Task details
The output must match the entries below exactly.

── Raw data ──

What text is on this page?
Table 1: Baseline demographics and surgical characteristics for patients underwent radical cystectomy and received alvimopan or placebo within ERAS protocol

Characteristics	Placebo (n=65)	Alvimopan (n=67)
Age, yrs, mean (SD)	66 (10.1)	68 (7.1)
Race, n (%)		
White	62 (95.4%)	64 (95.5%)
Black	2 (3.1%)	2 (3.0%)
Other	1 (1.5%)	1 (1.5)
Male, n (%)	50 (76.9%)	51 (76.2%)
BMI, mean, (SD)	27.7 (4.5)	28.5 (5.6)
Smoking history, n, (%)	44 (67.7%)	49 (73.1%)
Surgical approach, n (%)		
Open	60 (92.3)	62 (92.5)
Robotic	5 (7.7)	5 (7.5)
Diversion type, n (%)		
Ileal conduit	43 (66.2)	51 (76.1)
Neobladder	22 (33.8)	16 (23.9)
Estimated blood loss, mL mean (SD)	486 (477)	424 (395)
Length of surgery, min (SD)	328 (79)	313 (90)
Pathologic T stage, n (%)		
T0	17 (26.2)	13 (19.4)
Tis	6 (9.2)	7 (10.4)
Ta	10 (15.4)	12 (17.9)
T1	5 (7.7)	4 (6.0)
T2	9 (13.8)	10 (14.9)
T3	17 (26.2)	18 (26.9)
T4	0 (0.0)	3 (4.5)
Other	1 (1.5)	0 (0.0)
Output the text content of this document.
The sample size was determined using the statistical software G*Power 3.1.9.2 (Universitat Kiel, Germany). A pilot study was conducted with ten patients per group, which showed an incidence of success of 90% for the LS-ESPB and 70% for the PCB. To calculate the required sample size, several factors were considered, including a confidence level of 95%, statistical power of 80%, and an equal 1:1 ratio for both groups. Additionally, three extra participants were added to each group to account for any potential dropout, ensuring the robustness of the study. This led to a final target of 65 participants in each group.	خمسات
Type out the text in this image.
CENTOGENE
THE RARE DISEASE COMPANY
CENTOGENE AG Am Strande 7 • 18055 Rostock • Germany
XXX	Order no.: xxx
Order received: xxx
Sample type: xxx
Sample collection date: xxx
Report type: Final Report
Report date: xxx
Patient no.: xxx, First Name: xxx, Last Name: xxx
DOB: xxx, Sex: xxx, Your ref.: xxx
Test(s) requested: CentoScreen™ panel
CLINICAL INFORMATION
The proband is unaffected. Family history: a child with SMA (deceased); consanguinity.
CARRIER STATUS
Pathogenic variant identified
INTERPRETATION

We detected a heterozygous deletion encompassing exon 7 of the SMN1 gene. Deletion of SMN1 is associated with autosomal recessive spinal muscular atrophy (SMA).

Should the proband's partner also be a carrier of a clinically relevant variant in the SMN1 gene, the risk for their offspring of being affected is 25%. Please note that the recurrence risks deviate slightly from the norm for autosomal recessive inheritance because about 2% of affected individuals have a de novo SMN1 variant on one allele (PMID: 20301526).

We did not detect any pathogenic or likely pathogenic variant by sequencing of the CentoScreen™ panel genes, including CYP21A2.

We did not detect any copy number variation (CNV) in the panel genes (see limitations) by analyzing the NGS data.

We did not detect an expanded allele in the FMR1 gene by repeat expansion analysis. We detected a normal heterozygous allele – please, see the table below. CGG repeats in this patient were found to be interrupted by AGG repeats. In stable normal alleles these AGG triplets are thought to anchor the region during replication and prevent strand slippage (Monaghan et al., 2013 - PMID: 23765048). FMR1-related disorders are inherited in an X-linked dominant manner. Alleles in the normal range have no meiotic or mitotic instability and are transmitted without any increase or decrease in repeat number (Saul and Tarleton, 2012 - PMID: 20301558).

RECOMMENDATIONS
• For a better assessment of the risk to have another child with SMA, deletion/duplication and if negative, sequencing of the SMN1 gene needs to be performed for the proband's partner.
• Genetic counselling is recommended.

───

Answer for the task
What text is on this page?
Table 1: Baseline demographics and surgical characteristics for patients underwent radical cystectomy and received alvimopan or placebo within ERAS protocol

Characteristics	Placebo (n=65)	Alvimopan (n=67)
Age, yrs, mean (SD)	66 (10.1)	68 (7.1)
Race, n (%)		
White	62 (95.4%)	64 (95.5%)
Black	2 (3.1%)	2 (3.0%)
Other	1 (1.5%)	1 (1.5)
Male, n (%)	50 (76.9%)	51 (76.2%)
BMI, mean, (SD)	27.7 (4.5)	28.5 (5.6)
Smoking history, n, (%)	44 (67.7%)	49 (73.1%)
Surgical approach, n (%)		
Open	60 (92.3)	62 (92.5)
Robotic	5 (7.7)	5 (7.5)
Diversion type, n (%)		
Ileal conduit	43 (66.2)	51 (76.1)
Neobladder	22 (33.8)	16 (23.9)
Estimated blood loss, mL mean (SD)	486 (477)	424 (395)
Length of surgery, min (SD)	328 (79)	313 (90)
Pathologic T stage, n (%)		
T0	17 (26.2)	13 (19.4)
Tis	6 (9.2)	7 (10.4)
Ta	10 (15.4)	12 (17.9)
T1	5 (7.7)	4 (6.0)
T2	9 (13.8)	10 (14.9)
T3	17 (26.2)	18 (26.9)
T4	0 (0.0)	3 (4.5)
Other	1 (1.5)	0 (0.0)
Output the text content of this document.
The sample size was determined using the statistical software G*Power 3.1.9.2 (Universitat Kiel, Germany). A pilot study was conducted with ten patients per group, which showed an incidence of success of 90% for the LS-ESPB and 70% for the PCB. To calculate the required sample size, several factors were considered, including a confidence level of 95%, statistical power of 80%, and an equal 1:1 ratio for both groups. Additionally, three extra participants were added to each group to account for any potential dropout, ensuring the robustness of the study. This led to a final target of 65 participants in each group.	خمسات
Type out the text in this image.
CENTOGENE
THE RARE DISEASE COMPANY
CENTOGENE AG Am Strande 7 • 18055 Rostock • Germany
XXX	Order no.: xxx
Order received: xxx
Sample type: xxx
Sample collection date: xxx
Report type: Final Report
Report date: xxx
Patient no.: xxx, First Name: xxx, Last Name: xxx
DOB: xxx, Sex: xxx, Your ref.: xxx
Test(s) requested: CentoScreen™ panel
CLINICAL INFORMATION
The proband is unaffected. Family history: a child with SMA (deceased); consanguinity.
CARRIER STATUS
Pathogenic variant identified
INTERPRETATION

We detected a heterozygous deletion encompassing exon 7 of the SMN1 gene. Deletion of SMN1 is associated with autosomal recessive spinal muscular atrophy (SMA).

Should the proband's partner also be a carrier of a clinically relevant variant in the SMN1 gene, the risk for their offspring of being affected is 25%. Please note that the recurrence risks deviate slightly from the norm for autosomal recessive inheritance because about 2% of affected individuals have a de novo SMN1 variant on one allele (PMID: 20301526).

We did not detect any pathogenic or likely pathogenic variant by sequencing of the CentoScreen™ panel genes, including CYP21A2.

We did not detect any copy number variation (CNV) in the panel genes (see limitations) by analyzing the NGS data.

We did not detect an expanded allele in the FMR1 gene by repeat expansion analysis. We detected a normal heterozygous allele – please, see the table below. CGG repeats in this patient were found to be interrupted by AGG repeats. In stable normal alleles these AGG triplets are thought to anchor the region during replication and prevent strand slippage (Monaghan et al., 2013 - PMID: 23765048). FMR1-related disorders are inherited in an X-linked dominant manner. Alleles in the normal range have no meiotic or mitotic instability and are transmitted without any increase or decrease in repeat number (Saul and Tarleton, 2012 - PMID: 20301558).

RECOMMENDATIONS
• For a better assessment of the risk to have another child with SMA, deletion/duplication and if negative, sequencing of the SMN1 gene needs to be performed for the proband's partner.
• Genetic counselling is recommended.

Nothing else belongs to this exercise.